▶ [Job]: Restate each line of the listing exactly, without carrying over any pictures.

— START Records for the task —

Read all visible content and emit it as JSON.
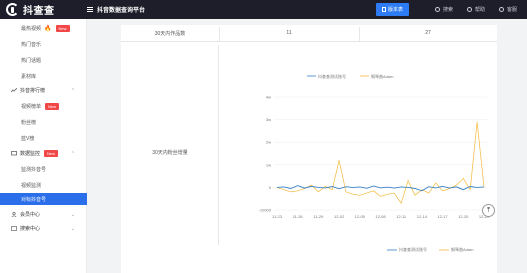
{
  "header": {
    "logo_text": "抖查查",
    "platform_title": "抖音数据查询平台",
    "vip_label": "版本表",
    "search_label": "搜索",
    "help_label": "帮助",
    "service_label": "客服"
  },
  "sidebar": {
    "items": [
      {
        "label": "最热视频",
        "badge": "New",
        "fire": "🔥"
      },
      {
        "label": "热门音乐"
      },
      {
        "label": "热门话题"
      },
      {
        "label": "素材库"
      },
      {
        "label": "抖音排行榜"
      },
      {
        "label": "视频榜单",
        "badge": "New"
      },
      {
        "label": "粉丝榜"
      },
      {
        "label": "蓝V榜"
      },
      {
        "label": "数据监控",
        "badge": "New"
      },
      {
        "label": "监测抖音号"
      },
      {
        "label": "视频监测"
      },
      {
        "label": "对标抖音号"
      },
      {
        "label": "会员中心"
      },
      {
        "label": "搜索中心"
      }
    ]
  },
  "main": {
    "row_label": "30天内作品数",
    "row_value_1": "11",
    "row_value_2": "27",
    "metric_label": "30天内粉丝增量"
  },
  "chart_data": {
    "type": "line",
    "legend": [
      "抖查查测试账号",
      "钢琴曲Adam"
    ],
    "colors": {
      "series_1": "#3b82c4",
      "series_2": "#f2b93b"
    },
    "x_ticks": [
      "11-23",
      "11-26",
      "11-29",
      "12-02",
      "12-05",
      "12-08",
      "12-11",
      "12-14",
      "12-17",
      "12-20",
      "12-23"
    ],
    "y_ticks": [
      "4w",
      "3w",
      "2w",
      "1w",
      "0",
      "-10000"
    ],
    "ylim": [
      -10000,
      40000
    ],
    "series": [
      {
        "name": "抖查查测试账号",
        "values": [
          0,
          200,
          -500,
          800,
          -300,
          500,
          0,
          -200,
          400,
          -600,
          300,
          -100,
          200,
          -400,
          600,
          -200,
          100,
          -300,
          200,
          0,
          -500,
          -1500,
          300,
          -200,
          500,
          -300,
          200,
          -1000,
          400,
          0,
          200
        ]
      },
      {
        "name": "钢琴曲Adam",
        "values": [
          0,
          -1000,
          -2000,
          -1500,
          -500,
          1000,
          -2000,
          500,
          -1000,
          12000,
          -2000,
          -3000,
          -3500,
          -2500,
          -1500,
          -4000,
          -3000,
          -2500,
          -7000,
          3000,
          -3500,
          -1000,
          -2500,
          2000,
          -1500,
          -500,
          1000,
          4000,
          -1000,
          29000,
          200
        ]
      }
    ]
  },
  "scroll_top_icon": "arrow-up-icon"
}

— END Records for the task —

▶ [Correct output]:
Read all visible content and emit it as JSON.
{
  "header": {
    "logo_text": "抖查查",
    "platform_title": "抖音数据查询平台",
    "vip_label": "版本表",
    "search_label": "搜索",
    "help_label": "帮助",
    "service_label": "客服"
  },
  "sidebar": {
    "items": [
      {
        "label": "最热视频",
        "badge": "New",
        "fire": "🔥"
      },
      {
        "label": "热门音乐"
      },
      {
        "label": "热门话题"
      },
      {
        "label": "素材库"
      },
      {
        "label": "抖音排行榜"
      },
      {
        "label": "视频榜单",
        "badge": "New"
      },
      {
        "label": "粉丝榜"
      },
      {
        "label": "蓝V榜"
      },
      {
        "label": "数据监控",
        "badge": "New"
      },
      {
        "label": "监测抖音号"
      },
      {
        "label": "视频监测"
      },
      {
        "label": "对标抖音号"
      },
      {
        "label": "会员中心"
      },
      {
        "label": "搜索中心"
      }
    ]
  },
  "main": {
    "row_label": "30天内作品数",
    "row_value_1": "11",
    "row_value_2": "27",
    "metric_label": "30天内粉丝增量"
  },
  "chart_data": {
    "type": "line",
    "legend": [
      "抖查查测试账号",
      "钢琴曲Adam"
    ],
    "colors": {
      "series_1": "#3b82c4",
      "series_2": "#f2b93b"
    },
    "x_ticks": [
      "11-23",
      "11-26",
      "11-29",
      "12-02",
      "12-05",
      "12-08",
      "12-11",
      "12-14",
      "12-17",
      "12-20",
      "12-23"
    ],
    "y_ticks": [
      "4w",
      "3w",
      "2w",
      "1w",
      "0",
      "-10000"
    ],
    "ylim": [
      -10000,
      40000
    ],
    "series": [
      {
        "name": "抖查查测试账号",
        "values": [
          0,
          200,
          -500,
          800,
          -300,
          500,
          0,
          -200,
          400,
          -600,
          300,
          -100,
          200,
          -400,
          600,
          -200,
          100,
          -300,
          200,
          0,
          -500,
          -1500,
          300,
          -200,
          500,
          -300,
          200,
          -1000,
          400,
          0,
          200
        ]
      },
      {
        "name": "钢琴曲Adam",
        "values": [
          0,
          -1000,
          -2000,
          -1500,
          -500,
          1000,
          -2000,
          500,
          -1000,
          12000,
          -2000,
          -3000,
          -3500,
          -2500,
          -1500,
          -4000,
          -3000,
          -2500,
          -7000,
          3000,
          -3500,
          -1000,
          -2500,
          2000,
          -1500,
          -500,
          1000,
          4000,
          -1000,
          29000,
          200
        ]
      }
    ]
  },
  "scroll_top_icon": "arrow-up-icon"
}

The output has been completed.